## begin

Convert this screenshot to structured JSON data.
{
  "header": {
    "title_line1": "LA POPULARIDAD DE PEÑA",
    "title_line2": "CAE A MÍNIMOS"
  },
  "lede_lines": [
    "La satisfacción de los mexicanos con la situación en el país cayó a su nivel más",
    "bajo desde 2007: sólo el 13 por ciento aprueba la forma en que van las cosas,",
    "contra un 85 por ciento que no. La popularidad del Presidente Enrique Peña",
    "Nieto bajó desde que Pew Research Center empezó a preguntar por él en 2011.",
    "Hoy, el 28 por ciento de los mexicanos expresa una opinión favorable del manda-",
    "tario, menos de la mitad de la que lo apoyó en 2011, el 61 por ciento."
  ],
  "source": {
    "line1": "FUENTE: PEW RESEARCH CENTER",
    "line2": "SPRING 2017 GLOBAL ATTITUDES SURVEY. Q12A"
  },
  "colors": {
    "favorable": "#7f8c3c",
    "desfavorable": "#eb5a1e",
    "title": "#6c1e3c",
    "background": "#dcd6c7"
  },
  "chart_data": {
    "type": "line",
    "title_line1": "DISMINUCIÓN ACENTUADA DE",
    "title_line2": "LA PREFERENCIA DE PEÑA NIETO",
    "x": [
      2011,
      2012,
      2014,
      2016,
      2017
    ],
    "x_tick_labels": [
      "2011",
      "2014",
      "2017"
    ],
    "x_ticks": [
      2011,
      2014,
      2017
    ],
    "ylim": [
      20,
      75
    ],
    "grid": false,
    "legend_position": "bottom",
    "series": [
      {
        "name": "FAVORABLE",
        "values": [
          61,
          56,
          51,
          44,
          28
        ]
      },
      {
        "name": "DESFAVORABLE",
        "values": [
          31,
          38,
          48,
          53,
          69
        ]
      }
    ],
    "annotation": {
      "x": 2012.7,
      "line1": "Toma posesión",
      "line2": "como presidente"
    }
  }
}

## end

▶ **The exercise**:
Return all lines with the word "ciento" in them.

▶ **Finished exercise**:
    "bajo desde 2007: sólo el 13 por ciento aprueba la forma en que van las cosas,",
    "contra un 85 por ciento que no. La popularidad del Presidente Enrique Peña",
    "Hoy, el 28 por ciento de los mexicanos expresa una opinión favorable del manda-",
    "tario, menos de la mitad de la que lo apoyó en 2011, el 61 por ciento."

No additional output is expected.